_WRITTEN PROBLEM_
Only a number is wanted. Count the lines holding the string "screenshot".

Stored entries
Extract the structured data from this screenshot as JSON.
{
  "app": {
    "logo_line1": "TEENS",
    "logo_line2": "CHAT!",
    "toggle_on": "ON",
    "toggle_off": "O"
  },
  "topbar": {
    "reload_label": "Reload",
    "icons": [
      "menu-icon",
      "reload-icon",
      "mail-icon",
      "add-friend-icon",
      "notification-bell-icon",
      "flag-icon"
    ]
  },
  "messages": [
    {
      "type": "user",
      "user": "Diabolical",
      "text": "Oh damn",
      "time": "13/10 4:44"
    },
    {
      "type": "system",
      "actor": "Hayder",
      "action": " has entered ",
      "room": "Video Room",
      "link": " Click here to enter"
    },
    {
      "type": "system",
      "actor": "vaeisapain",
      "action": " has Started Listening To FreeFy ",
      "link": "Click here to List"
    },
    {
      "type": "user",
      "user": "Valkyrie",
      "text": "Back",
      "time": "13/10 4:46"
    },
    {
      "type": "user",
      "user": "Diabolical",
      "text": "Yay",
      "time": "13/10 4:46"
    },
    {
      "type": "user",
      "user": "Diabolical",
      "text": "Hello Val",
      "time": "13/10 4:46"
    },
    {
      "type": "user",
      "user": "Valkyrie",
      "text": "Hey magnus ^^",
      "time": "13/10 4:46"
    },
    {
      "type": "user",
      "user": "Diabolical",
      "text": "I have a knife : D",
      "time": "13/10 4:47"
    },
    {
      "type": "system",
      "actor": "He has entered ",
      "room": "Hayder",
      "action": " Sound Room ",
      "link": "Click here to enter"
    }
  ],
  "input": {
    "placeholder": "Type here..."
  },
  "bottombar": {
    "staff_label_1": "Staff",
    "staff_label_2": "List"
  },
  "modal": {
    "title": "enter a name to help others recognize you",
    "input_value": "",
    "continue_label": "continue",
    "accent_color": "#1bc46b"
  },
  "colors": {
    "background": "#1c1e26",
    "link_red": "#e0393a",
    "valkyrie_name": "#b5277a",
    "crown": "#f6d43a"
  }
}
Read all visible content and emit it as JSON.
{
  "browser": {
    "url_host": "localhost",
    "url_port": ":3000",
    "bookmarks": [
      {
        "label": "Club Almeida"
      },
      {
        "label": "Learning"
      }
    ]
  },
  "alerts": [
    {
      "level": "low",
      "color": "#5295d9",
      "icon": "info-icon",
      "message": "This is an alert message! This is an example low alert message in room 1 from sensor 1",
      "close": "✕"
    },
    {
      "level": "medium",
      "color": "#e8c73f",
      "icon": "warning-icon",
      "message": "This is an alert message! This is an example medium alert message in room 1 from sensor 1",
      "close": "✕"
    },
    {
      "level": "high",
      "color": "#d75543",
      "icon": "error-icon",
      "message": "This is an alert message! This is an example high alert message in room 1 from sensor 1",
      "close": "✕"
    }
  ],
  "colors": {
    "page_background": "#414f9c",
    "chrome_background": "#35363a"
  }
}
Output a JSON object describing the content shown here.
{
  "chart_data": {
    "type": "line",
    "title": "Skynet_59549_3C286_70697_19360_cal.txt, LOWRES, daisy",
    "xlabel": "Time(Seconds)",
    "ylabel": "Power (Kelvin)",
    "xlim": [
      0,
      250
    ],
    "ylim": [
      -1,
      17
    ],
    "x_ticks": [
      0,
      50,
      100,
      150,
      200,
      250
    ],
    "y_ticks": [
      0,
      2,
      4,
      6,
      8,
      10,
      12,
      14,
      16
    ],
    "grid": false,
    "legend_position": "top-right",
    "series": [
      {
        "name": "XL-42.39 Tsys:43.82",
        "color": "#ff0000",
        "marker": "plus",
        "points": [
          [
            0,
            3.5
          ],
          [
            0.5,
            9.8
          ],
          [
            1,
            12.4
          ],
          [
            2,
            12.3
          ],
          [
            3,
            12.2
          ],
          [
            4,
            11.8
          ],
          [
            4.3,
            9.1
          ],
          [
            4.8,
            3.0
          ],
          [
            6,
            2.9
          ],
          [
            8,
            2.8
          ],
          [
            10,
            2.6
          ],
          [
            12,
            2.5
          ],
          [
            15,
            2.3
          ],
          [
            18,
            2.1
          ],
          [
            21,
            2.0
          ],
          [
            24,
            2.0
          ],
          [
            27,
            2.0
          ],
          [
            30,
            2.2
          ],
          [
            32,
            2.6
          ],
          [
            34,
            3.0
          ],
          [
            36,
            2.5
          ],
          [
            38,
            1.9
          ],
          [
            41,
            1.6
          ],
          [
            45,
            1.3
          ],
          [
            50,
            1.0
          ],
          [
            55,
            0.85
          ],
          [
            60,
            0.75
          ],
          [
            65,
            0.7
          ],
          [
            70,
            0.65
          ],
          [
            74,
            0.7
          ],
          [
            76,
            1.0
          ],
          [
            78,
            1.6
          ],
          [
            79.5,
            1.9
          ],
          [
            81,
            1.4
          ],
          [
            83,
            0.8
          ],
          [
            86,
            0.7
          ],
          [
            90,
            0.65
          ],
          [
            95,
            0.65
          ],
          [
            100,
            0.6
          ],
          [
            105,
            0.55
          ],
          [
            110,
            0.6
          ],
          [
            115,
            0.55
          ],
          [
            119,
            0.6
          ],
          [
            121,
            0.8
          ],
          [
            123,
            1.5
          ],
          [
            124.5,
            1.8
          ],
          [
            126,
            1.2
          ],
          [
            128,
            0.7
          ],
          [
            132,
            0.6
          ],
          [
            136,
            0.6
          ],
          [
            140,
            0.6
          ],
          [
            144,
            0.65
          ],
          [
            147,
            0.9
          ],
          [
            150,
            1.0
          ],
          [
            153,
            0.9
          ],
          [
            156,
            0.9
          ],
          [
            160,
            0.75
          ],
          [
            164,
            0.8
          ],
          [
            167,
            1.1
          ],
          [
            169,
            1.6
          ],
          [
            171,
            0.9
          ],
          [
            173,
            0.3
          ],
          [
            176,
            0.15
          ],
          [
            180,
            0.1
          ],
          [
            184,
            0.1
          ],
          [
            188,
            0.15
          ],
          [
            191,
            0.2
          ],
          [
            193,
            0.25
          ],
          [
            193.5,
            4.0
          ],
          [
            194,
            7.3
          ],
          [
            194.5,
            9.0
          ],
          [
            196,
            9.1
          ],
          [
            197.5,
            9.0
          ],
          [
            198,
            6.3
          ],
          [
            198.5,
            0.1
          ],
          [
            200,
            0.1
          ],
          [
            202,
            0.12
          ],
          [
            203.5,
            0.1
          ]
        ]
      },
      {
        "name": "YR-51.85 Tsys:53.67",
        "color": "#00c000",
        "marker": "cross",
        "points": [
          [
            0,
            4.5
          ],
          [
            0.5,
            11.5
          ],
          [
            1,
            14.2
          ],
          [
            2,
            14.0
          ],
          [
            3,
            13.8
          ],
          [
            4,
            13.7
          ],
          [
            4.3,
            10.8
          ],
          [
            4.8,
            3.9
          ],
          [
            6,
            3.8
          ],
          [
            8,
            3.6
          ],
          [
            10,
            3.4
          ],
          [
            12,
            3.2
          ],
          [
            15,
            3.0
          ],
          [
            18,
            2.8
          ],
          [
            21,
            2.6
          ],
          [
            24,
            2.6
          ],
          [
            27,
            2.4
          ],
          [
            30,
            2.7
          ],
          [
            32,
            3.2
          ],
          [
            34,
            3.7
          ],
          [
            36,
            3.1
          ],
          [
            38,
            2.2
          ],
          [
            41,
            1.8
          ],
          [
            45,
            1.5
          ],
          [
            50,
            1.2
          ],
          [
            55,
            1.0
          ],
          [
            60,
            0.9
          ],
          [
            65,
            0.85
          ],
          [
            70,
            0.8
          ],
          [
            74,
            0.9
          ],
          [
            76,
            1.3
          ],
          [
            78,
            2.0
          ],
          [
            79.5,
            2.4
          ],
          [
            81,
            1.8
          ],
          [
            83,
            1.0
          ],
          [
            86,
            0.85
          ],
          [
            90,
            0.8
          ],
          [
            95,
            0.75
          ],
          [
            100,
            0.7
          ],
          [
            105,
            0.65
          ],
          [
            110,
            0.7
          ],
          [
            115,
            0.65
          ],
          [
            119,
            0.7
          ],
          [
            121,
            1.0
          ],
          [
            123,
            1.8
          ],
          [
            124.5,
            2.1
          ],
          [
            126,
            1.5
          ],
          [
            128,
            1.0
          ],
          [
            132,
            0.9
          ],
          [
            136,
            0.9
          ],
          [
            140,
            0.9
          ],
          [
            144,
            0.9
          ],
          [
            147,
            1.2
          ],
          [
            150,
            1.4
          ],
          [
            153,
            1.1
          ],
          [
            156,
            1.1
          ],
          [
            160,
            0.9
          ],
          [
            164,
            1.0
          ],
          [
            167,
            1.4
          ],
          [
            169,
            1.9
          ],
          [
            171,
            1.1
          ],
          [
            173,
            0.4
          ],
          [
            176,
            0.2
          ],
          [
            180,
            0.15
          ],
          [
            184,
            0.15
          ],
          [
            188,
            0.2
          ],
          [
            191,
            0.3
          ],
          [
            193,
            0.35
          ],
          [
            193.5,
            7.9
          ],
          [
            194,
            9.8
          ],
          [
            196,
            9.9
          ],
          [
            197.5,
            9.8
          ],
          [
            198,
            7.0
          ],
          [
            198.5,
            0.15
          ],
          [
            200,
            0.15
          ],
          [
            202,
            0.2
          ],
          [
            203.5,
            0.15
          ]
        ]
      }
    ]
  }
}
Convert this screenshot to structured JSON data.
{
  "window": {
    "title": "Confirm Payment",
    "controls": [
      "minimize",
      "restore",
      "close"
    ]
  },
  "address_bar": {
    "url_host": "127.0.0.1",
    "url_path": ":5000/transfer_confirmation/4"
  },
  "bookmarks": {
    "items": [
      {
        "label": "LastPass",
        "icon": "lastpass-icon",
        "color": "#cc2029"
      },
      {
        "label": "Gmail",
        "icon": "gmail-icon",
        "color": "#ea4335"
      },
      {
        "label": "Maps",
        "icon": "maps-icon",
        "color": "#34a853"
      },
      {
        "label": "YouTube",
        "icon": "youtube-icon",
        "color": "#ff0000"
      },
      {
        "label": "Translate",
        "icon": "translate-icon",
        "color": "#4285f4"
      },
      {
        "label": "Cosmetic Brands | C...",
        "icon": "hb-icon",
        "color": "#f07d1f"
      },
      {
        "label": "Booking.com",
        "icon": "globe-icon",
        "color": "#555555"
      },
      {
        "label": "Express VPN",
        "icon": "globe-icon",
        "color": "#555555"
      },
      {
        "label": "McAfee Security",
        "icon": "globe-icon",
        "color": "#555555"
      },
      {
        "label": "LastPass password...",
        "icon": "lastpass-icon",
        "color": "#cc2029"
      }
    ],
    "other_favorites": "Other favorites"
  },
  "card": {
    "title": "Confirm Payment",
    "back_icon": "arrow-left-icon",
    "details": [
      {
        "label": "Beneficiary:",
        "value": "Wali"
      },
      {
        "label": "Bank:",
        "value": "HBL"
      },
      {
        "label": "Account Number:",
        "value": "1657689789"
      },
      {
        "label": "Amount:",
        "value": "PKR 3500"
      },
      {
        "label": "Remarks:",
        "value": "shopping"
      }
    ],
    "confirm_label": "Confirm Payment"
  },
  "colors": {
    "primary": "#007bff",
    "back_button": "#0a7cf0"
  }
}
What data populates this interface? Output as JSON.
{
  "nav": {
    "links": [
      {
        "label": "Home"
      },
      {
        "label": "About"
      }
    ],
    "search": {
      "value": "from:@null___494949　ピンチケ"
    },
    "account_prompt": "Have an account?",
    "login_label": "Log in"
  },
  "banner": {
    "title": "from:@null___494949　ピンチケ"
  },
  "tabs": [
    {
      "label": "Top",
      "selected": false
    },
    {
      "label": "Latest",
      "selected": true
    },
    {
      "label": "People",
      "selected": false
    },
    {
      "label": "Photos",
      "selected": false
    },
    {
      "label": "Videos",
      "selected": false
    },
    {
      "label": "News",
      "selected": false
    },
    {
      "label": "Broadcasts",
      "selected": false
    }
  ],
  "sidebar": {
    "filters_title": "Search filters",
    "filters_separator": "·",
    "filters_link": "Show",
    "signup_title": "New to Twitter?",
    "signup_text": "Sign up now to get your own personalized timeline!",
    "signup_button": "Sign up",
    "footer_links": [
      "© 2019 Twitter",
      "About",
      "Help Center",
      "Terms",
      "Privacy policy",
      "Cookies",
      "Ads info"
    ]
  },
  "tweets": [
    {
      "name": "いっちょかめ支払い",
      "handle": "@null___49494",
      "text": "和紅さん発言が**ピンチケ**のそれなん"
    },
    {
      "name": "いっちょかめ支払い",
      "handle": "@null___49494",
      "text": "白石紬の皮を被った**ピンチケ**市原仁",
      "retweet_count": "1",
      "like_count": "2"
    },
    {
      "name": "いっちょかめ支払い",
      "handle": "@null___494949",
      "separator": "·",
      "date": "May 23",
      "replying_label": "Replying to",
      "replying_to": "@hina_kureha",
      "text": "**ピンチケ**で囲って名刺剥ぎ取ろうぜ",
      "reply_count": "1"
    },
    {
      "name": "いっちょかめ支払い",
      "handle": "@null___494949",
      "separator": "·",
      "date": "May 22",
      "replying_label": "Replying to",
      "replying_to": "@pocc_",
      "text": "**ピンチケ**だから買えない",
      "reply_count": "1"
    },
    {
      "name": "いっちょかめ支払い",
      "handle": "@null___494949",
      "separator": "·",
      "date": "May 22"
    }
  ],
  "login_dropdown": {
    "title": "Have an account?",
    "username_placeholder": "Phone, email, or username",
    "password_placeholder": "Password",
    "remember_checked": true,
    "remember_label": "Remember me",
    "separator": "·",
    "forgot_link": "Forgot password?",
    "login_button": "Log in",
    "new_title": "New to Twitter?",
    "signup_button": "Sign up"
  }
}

_REPLY TO THE EXERCISE_
2